## [EXERCISE INSTRUCTIONS]
Copy out each line of the material in which the word "this" appears.

— Begin INFORMATION SHOWN —

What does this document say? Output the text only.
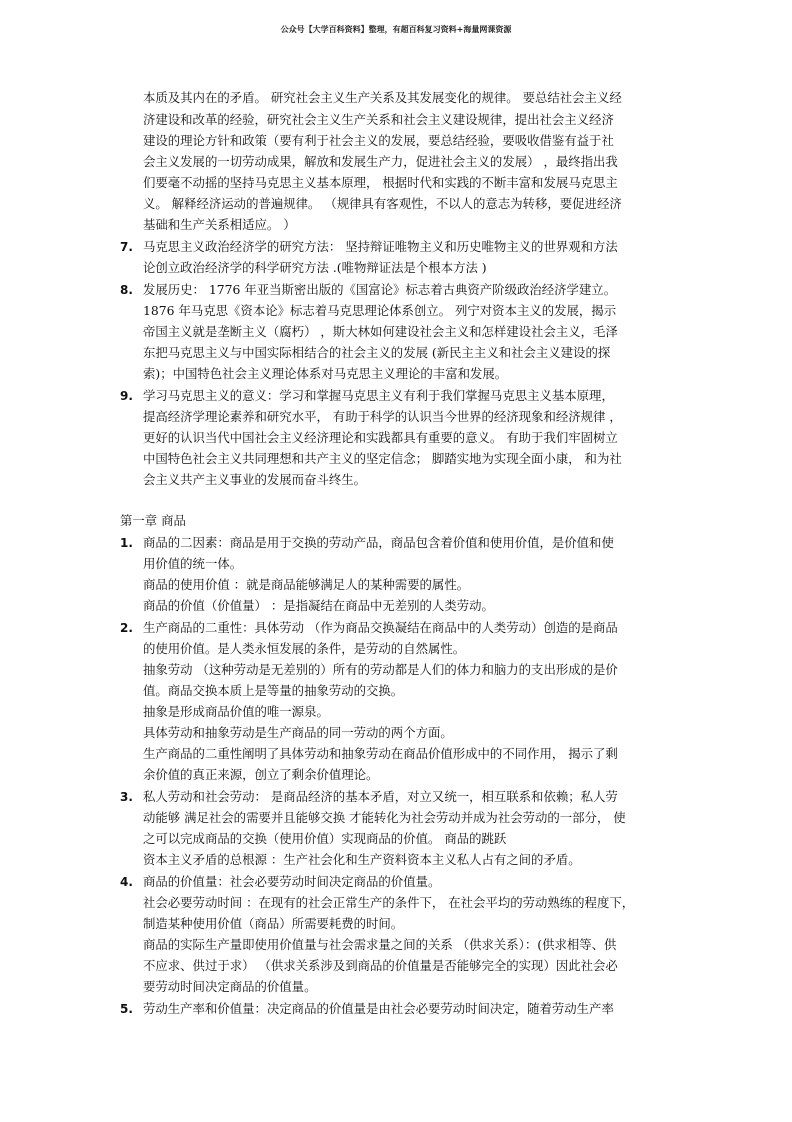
公众号【大学百科资料】整理，有超百科复习资料+海量网课资源
本质及其内在的矛盾。 研究社会主义生产关系及其发展变化的规律。 要总结社会主义经
济建设和改革的经验，研究社会主义生产关系和社会主义建设规律，提出社会主义经济
建设的理论方针和政策（要有利于社会主义的发展，要总结经验，要吸收借鉴有益于社
会主义发展的一切劳动成果，解放和发展生产力，促进社会主义的发展） ，最终指出我
们要毫不动摇的坚持马克思主义基本原理， 根据时代和实践的不断丰富和发展马克思主
义。 解释经济运动的普遍规律。 （规律具有客观性，不以人的意志为转移，要促进经济
基础和生产关系相适应。 ）
7. 马克思主义政治经济学的研究方法： 坚持辩证唯物主义和历史唯物主义的世界观和方法
论创立政治经济学的科学研究方法 .(唯物辩证法是个根本方法 )
8. 发展历史： 1776 年亚当斯密出版的《国富论》标志着古典资产阶级政治经济学建立。
1876 年马克思《资本论》标志着马克思理论体系创立。 列宁对资本主义的发展，揭示
帝国主义就是垄断主义（腐朽） ，斯大林如何建设社会主义和怎样建设社会主义，毛泽
东把马克思主义与中国实际相结合的社会主义的发展 (新民主主义和社会主义建设的探
索)；中国特色社会主义理论体系对马克思主义理论的丰富和发展。
9. 学习马克思主义的意义：学习和掌握马克思主义有利于我们掌握马克思主义基本原理，
提高经济学理论素养和研究水平， 有助于科学的认识当今世界的经济现象和经济规律 ，
更好的认识当代中国社会主义经济理论和实践都具有重要的意义。 有助于我们牢固树立
中国特色社会主义共同理想和共产主义的坚定信念； 脚踏实地为实现全面小康， 和为社
会主义共产主义事业的发展而奋斗终生。
第一章 商品
1. 商品的二因素：商品是用于交换的劳动产品，商品包含着价值和使用价值，是价值和使
用价值的统一体。
商品的使用价值 ：就是商品能够满足人的某种需要的属性。
商品的价值（价值量） ：是指凝结在商品中无差别的人类劳动。
2. 生产商品的二重性：具体劳动 （作为商品交换凝结在商品中的人类劳动）创造的是商品
的使用价值。是人类永恒发展的条件，是劳动的自然属性。
抽象劳动 （这种劳动是无差别的）所有的劳动都是人们的体力和脑力的支出形成的是价
值。商品交换本质上是等量的抽象劳动的交换。
抽象是形成商品价值的唯一源泉。
具体劳动和抽象劳动是生产商品的同一劳动的两个方面。
生产商品的二重性阐明了具体劳动和抽象劳动在商品价值形成中的不同作用， 揭示了剩
余价值的真正来源，创立了剩余价值理论。
3. 私人劳动和社会劳动： 是商品经济的基本矛盾，对立又统一，相互联系和依赖；私人劳
动能够 满足社会的需要并且能够交换 才能转化为社会劳动并成为社会劳动的一部分， 使
之可以完成商品的交换（使用价值）实现商品的价值。 商品的跳跃
资本主义矛盾的总根源 ：生产社会化和生产资料资本主义私人占有之间的矛盾。
4. 商品的价值量：社会必要劳动时间决定商品的价值量。
社会必要劳动时间 ：在现有的社会正常生产的条件下， 在社会平均的劳动熟练的程度下，
制造某种使用价值（商品）所需要耗费的时间。
商品的实际生产量即使用价值量与社会需求量之间的关系 （供求关系）：(供求相等、供
不应求、供过于求） （供求关系涉及到商品的价值量是否能够完全的实现）因此社会必
要劳动时间决定商品的价值量。
5. 劳动生产率和价值量：决定商品的价值量是由社会必要劳动时间决定，随着劳动生产率
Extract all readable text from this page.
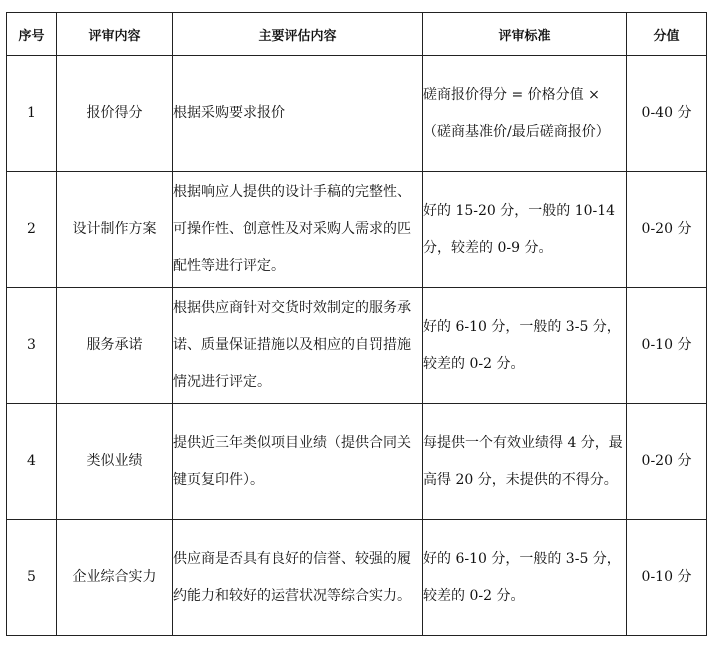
序号	评审内容	主要评估内容	评审标准	分值
1	报价得分	根据采购要求报价	磋商报价得分 = 价格分值 ×（磋商基准价/最后磋商报价）	0-40 分
2	设计制作方案	根据响应人提供的设计手稿的完整性、可操作性、创意性及对采购人需求的匹配性等进行评定。	好的 15-20 分，一般的 10-14 分，较差的 0-9 分。	0-20 分
3	服务承诺	根据供应商针对交货时效制定的服务承诺、质量保证措施以及相应的自罚措施情况进行评定。	好的 6-10 分，一般的 3-5 分，较差的 0-2 分。	0-10 分
4	类似业绩	提供近三年类似项目业绩（提供合同关键页复印件）。	每提供一个有效业绩得 4 分，最高得 20 分，未提供的不得分。	0-20 分
5	企业综合实力	供应商是否具有良好的信誉、较强的履约能力和较好的运营状况等综合实力。	好的 6-10 分，一般的 3-5 分，较差的 0-2 分。	0-10 分
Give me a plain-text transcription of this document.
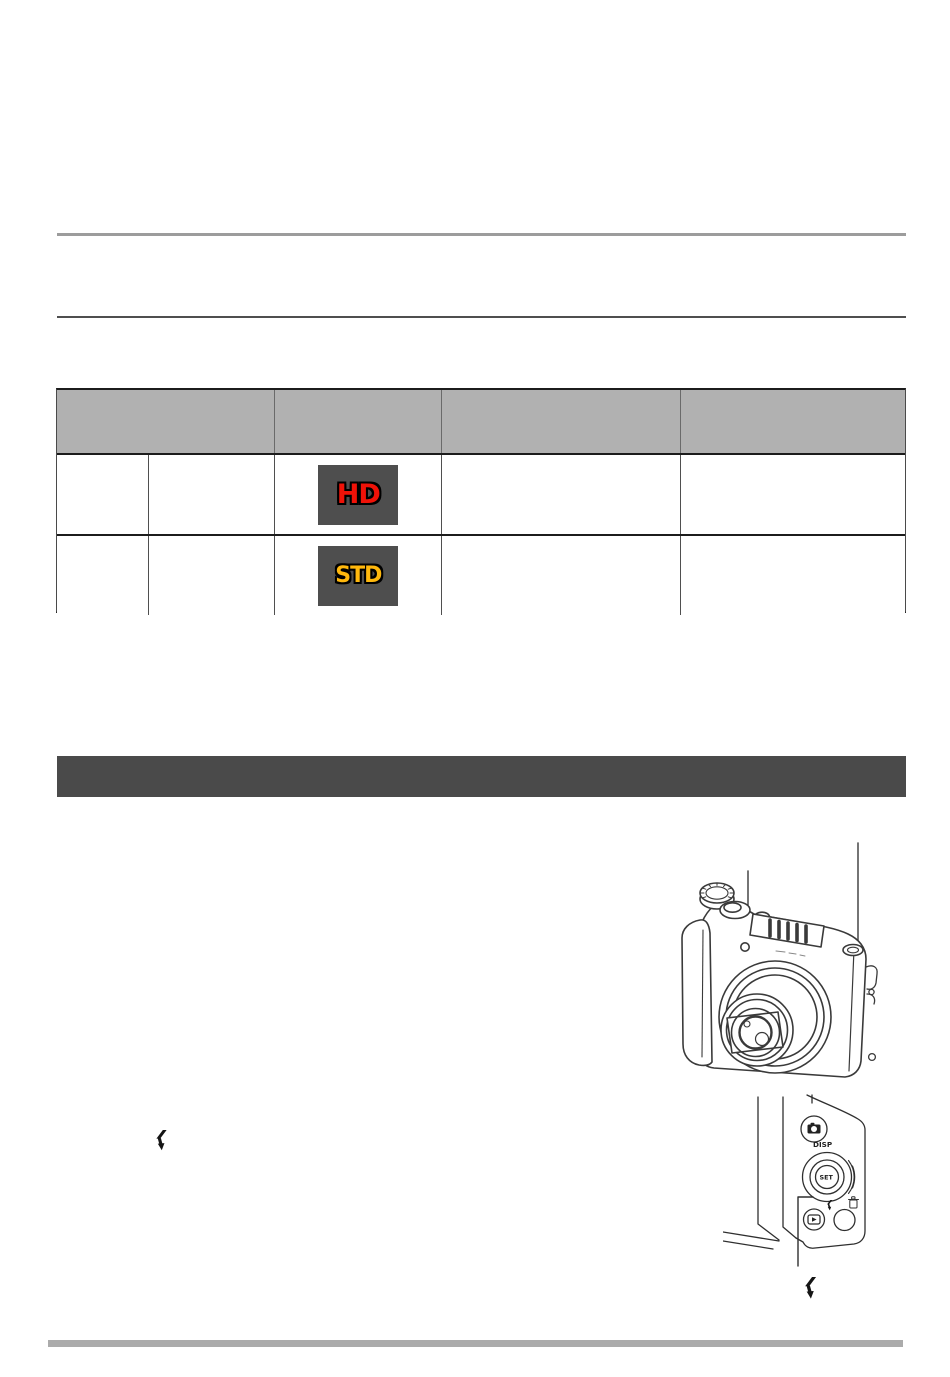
HD
STD
DISP
SET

— End INFORMATION SHOWN —

## [RESULT]
What does this document say? Output the text only.
Extract all readable text from this page.
Give me a plain-text transcription of this document.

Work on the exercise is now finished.